▶ **EXERCISE DETAILS**
Can you copy the lines from the one that contains "Read all visible content and emit it as JSON." through the end of the material below, exactly and with nothing else?

* start RECORDS SUPPLIED *

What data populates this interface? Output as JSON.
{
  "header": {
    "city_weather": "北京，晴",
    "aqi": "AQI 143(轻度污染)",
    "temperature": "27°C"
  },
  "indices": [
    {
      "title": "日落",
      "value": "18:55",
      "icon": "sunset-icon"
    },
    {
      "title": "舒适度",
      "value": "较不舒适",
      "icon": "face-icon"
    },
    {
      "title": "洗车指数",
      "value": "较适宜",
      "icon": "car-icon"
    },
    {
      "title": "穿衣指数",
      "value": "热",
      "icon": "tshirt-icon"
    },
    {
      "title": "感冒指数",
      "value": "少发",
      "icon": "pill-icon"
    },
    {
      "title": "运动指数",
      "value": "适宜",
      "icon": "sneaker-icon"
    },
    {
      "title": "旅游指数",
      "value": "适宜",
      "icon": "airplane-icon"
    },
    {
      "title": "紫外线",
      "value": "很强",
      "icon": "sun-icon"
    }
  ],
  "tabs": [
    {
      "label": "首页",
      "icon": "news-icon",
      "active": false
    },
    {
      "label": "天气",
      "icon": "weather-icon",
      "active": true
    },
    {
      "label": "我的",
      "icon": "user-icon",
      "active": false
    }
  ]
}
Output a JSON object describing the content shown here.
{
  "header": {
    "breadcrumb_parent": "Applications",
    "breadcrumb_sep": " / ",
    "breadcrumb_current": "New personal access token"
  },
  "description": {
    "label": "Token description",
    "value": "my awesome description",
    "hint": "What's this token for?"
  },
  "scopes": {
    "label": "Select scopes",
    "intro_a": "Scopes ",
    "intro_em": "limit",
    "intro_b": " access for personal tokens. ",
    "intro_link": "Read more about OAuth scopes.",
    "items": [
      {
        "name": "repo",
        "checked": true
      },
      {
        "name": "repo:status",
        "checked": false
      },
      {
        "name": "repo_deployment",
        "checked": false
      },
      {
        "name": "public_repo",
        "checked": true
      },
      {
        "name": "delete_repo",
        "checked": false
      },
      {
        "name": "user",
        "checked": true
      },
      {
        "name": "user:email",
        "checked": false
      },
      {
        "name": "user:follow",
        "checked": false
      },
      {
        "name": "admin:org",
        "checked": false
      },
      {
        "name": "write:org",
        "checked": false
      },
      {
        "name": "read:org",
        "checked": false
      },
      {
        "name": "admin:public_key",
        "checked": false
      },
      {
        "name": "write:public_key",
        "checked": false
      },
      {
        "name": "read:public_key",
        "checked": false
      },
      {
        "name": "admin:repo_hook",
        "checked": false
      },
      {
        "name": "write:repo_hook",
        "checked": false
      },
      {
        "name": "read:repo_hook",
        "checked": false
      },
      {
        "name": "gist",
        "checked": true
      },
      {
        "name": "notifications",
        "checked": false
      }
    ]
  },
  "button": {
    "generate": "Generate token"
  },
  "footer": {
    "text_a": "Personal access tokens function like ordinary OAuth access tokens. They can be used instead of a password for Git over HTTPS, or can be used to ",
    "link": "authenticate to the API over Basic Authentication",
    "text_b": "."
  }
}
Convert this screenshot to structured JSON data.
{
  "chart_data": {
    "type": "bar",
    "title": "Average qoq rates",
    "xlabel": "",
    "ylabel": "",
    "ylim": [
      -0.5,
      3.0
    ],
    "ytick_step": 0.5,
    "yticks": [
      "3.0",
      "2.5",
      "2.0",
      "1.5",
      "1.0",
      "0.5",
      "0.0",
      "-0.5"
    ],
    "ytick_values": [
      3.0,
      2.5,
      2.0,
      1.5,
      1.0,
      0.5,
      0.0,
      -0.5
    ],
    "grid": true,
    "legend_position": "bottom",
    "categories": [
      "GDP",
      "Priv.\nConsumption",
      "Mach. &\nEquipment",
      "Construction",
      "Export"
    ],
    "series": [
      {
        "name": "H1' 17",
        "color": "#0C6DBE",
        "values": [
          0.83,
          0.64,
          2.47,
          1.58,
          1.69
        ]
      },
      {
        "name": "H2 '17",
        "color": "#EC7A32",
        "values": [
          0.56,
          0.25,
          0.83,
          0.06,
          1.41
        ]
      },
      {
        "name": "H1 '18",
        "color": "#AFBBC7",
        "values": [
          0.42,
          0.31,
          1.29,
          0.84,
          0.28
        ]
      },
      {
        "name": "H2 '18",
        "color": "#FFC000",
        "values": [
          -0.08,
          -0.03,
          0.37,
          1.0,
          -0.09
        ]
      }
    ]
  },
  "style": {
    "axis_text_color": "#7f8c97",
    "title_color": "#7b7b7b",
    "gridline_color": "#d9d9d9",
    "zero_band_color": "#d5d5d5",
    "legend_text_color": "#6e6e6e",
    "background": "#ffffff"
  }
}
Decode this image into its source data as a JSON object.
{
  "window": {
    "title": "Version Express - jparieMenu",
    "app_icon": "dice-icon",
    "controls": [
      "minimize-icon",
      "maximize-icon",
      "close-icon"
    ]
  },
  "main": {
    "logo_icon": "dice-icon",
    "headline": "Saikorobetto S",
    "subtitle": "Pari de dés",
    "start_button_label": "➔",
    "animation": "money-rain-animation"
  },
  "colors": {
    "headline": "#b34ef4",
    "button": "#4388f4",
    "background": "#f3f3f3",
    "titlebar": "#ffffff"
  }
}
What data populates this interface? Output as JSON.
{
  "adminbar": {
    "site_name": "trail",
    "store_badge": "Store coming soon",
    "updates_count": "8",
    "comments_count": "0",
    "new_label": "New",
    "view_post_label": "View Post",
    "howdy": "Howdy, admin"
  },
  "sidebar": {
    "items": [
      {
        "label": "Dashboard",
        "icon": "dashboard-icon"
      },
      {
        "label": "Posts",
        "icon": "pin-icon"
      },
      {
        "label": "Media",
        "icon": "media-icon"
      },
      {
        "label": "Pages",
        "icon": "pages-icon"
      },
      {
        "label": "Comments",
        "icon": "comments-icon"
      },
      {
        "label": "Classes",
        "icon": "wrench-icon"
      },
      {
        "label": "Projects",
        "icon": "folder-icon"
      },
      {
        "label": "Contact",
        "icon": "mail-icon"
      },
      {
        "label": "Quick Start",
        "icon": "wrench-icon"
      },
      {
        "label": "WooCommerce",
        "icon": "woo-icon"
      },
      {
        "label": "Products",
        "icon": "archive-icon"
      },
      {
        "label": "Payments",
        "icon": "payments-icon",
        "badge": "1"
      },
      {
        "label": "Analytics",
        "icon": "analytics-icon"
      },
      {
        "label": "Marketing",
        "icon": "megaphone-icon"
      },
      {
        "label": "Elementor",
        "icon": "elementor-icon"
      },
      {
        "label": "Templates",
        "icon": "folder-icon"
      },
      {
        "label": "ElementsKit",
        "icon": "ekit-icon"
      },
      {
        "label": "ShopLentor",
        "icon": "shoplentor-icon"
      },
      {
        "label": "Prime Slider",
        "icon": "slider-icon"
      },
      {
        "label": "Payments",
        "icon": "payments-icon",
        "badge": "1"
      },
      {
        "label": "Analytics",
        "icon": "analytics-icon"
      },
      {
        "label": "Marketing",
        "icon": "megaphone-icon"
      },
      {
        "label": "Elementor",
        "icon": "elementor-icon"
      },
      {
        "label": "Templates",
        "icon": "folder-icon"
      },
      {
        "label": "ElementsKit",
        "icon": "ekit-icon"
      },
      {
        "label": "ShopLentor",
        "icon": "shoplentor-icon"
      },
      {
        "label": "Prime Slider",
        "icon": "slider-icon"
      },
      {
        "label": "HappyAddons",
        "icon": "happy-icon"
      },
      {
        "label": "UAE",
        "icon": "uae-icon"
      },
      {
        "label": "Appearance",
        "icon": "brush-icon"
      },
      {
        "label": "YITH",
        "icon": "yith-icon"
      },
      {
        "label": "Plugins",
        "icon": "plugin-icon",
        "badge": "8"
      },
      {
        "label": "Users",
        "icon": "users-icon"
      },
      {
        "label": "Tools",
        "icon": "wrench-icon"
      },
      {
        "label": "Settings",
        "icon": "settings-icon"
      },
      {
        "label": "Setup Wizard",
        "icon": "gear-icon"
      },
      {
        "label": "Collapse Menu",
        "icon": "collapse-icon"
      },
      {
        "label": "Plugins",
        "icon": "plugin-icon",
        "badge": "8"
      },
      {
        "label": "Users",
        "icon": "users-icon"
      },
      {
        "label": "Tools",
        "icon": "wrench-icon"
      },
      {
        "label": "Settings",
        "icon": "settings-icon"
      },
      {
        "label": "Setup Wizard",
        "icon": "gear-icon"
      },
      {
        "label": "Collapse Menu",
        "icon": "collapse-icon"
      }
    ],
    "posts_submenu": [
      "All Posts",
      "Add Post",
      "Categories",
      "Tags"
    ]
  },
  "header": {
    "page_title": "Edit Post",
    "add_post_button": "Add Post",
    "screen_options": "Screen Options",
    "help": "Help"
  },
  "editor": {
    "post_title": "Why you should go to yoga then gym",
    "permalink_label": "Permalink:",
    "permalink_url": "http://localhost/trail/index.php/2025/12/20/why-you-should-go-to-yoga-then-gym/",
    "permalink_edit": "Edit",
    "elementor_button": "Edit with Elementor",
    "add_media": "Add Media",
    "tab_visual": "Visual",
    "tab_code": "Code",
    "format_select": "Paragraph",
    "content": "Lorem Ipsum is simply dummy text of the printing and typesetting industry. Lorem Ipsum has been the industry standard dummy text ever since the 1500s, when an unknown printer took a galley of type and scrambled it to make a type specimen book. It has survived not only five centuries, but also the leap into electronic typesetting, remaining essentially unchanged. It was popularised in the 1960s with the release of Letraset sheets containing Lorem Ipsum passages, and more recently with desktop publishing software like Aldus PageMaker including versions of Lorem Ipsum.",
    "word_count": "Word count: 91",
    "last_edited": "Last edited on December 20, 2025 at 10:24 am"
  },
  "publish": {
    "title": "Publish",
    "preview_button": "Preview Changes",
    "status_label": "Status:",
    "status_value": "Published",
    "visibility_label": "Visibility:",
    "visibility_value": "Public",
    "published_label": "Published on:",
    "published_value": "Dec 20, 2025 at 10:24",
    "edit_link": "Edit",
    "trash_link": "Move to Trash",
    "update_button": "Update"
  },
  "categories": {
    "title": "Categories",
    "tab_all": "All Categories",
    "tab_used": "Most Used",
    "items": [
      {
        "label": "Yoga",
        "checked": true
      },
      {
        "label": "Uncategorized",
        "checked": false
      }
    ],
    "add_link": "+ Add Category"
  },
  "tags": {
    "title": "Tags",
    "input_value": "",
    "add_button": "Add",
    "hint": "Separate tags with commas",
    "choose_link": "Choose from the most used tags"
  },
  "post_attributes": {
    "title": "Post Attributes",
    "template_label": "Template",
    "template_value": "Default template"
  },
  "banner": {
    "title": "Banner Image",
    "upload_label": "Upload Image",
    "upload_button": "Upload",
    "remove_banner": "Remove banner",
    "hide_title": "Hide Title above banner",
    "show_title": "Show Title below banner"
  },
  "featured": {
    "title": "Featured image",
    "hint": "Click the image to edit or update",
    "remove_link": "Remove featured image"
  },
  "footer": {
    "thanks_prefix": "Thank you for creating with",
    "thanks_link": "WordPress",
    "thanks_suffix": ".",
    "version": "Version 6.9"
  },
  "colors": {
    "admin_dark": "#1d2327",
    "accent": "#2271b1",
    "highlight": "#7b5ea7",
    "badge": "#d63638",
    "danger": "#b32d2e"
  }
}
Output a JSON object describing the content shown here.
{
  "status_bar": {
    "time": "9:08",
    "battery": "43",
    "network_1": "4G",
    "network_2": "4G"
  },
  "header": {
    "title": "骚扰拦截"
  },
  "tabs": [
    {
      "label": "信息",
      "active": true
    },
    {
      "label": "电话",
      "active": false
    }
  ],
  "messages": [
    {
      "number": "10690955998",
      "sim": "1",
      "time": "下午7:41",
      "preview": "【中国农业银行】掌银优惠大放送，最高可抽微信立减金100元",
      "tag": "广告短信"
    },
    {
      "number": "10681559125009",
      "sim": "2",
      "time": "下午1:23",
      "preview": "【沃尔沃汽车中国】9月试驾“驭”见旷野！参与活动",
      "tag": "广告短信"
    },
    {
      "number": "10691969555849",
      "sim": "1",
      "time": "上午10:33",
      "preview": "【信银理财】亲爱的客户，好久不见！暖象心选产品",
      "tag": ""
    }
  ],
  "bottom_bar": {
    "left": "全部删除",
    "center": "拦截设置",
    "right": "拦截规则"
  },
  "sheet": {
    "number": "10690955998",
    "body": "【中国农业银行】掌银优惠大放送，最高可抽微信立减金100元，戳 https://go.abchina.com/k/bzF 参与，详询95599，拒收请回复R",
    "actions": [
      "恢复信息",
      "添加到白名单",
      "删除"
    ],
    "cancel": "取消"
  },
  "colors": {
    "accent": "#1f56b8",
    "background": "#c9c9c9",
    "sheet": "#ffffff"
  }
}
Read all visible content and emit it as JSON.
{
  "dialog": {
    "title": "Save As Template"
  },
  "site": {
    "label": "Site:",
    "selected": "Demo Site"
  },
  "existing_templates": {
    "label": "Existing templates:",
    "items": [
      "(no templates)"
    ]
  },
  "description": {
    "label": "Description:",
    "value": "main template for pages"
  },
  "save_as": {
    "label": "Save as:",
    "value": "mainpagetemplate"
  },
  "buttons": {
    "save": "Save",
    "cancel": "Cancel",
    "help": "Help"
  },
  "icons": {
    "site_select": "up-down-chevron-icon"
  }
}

* end RECORDS SUPPLIED *

▶ **RESPONSE BELOW**
Read all visible content and emit it as JSON.
{
  "dialog": {
    "title": "Save As Template"
  },
  "site": {
    "label": "Site:",
    "selected": "Demo Site"
  },
  "existing_templates": {
    "label": "Existing templates:",
    "items": [
      "(no templates)"
    ]
  },
  "description": {
    "label": "Description:",
    "value": "main template for pages"
  },
  "save_as": {
    "label": "Save as:",
    "value": "mainpagetemplate"
  },
  "buttons": {
    "save": "Save",
    "cancel": "Cancel",
    "help": "Help"
  },
  "icons": {
    "site_select": "up-down-chevron-icon"
  }
}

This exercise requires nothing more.